*Work to complete*
Tally the lines holding "Diaper" and state only that figure.

*Stored records*
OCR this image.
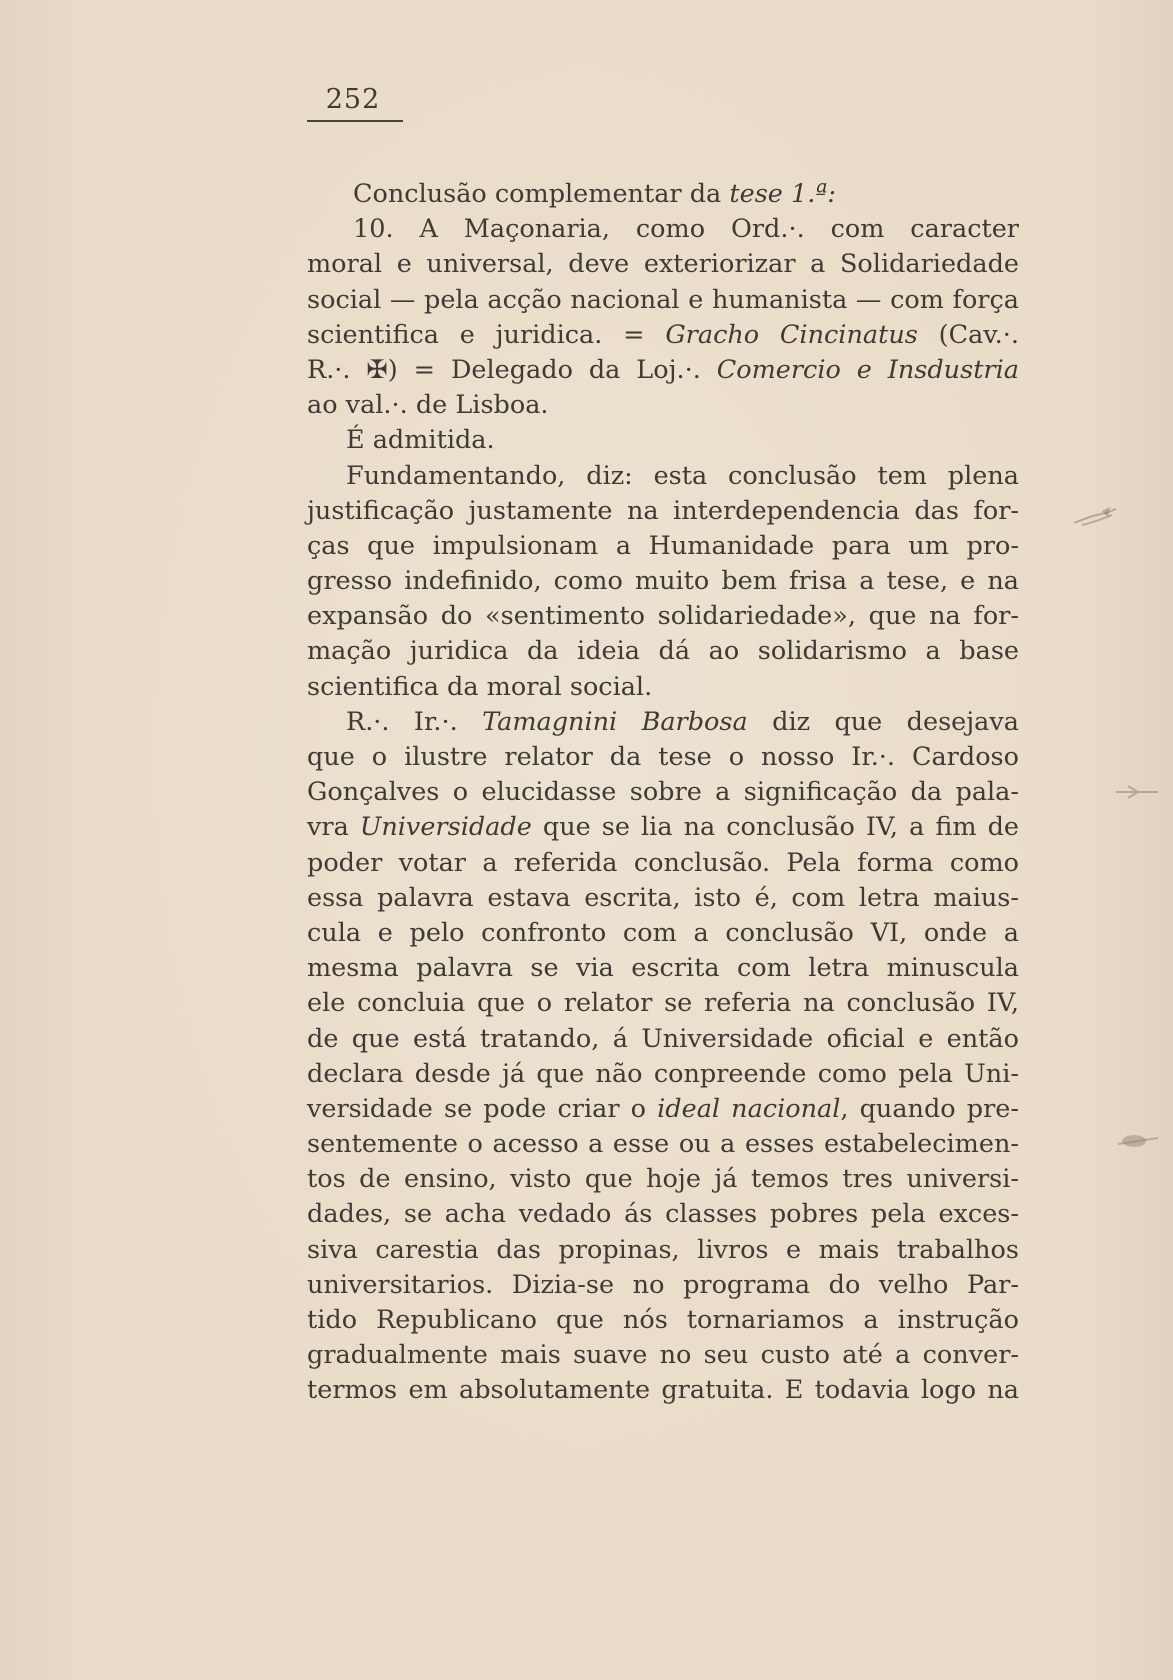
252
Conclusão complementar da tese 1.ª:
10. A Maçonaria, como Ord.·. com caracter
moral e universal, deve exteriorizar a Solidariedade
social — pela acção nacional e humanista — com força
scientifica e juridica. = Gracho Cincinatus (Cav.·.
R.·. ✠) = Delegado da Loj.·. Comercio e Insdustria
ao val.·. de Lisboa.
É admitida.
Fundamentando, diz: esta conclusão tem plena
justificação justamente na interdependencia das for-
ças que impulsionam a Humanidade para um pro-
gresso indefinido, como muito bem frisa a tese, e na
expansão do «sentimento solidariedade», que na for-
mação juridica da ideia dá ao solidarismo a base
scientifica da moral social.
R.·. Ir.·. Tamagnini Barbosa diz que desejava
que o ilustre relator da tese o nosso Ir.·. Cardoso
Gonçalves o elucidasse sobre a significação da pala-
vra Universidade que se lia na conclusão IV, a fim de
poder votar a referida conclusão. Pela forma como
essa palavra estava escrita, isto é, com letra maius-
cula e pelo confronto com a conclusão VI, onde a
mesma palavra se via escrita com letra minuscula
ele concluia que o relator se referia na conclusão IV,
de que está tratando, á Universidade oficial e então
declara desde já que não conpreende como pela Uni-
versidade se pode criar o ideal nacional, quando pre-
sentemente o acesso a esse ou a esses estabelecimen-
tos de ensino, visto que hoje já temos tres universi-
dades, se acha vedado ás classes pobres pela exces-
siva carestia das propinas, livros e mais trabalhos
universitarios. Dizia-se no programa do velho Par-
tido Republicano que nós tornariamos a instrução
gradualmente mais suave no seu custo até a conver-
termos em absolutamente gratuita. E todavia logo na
* * *
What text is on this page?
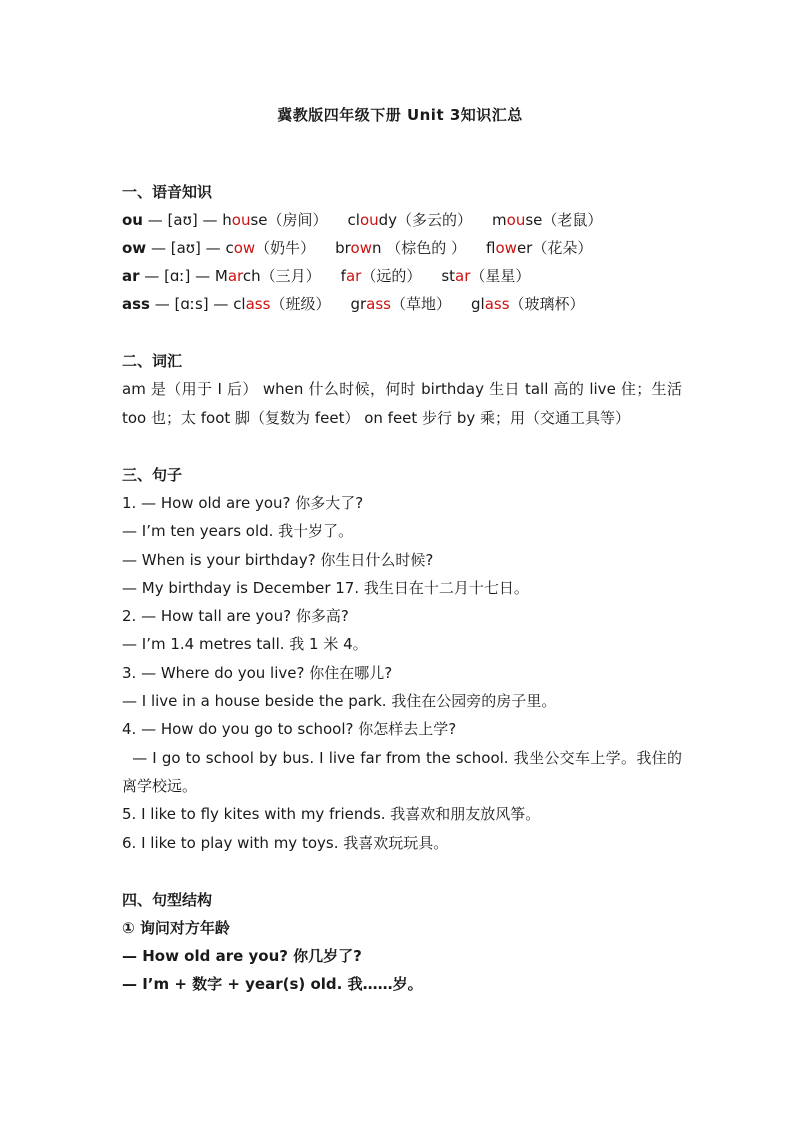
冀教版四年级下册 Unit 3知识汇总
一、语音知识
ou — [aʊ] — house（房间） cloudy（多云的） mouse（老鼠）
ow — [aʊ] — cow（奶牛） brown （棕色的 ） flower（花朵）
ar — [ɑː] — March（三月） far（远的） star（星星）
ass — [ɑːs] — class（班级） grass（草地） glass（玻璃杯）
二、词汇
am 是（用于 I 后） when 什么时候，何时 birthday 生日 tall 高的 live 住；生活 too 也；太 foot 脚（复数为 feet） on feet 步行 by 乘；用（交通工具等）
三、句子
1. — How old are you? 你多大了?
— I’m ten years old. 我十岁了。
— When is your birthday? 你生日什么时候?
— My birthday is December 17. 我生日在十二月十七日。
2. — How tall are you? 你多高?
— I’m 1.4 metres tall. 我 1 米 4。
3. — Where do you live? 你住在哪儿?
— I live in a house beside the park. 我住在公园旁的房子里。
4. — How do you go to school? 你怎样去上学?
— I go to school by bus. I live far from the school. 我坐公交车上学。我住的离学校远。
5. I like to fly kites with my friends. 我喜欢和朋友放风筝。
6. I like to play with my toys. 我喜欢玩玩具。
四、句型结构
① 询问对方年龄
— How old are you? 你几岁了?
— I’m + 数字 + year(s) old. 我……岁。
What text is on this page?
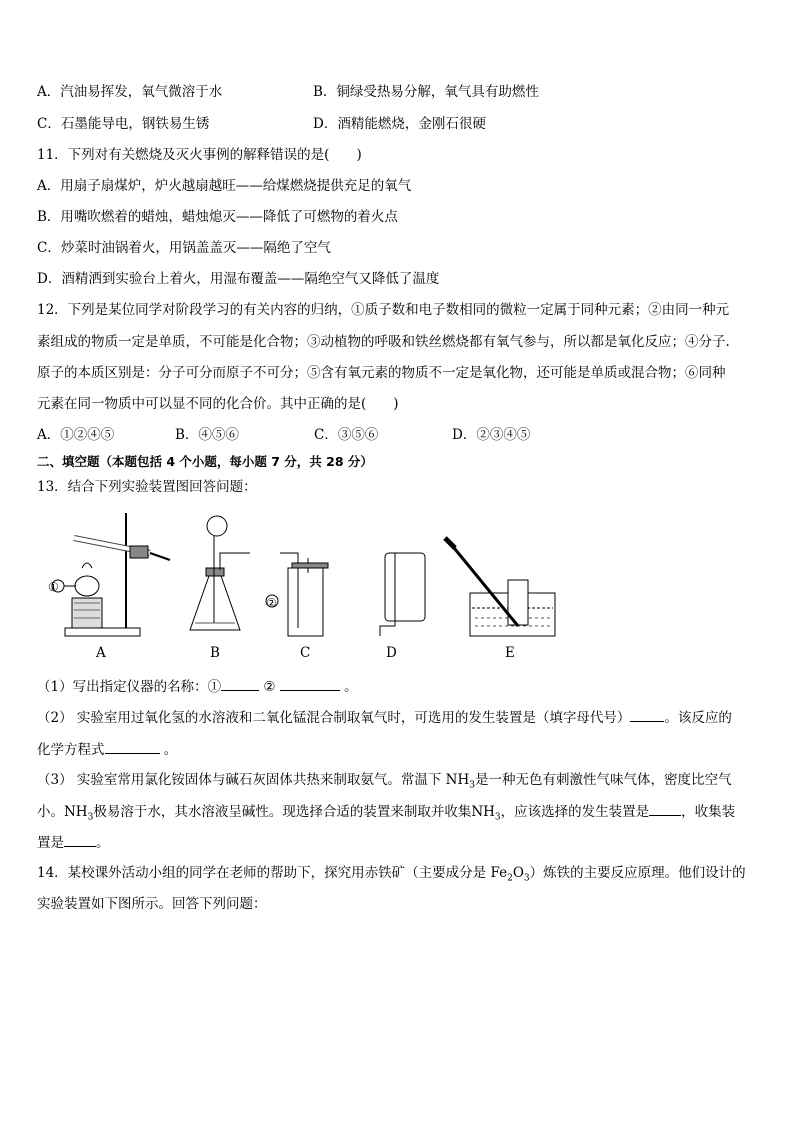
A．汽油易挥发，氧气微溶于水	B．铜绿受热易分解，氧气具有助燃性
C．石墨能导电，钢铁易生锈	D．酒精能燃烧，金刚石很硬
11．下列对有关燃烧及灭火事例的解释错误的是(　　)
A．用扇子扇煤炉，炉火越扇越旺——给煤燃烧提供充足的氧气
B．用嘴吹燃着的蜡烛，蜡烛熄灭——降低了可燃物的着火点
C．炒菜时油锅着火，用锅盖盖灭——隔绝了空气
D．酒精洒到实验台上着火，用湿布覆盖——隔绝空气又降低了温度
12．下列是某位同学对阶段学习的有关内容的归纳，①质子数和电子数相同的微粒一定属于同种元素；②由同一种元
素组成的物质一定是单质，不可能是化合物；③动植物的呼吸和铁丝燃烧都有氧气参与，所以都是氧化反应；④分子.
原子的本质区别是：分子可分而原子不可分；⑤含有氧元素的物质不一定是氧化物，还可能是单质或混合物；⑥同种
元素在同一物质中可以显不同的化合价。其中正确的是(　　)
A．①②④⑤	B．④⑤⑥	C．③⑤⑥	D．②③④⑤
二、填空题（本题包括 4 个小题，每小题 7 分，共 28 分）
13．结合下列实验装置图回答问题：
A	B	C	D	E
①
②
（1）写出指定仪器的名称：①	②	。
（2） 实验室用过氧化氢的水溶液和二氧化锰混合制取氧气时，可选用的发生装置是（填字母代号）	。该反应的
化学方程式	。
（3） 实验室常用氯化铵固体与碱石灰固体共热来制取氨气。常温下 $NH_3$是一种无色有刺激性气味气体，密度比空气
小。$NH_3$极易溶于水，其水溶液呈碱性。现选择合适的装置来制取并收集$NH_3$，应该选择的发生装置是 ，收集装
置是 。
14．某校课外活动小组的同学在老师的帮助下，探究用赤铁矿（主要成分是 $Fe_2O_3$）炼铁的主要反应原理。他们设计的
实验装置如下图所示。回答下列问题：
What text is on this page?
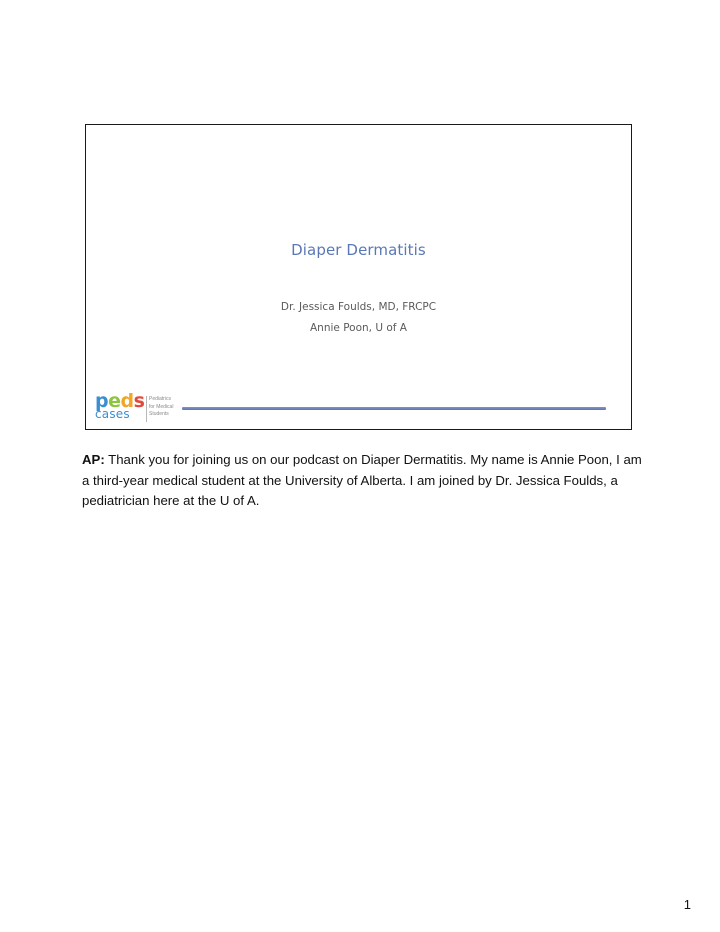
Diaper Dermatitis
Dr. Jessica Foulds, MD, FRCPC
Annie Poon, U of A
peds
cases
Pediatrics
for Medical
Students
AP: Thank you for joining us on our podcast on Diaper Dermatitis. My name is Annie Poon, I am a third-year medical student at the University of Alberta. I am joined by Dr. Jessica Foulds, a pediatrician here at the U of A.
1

*Solution to the exercise*
2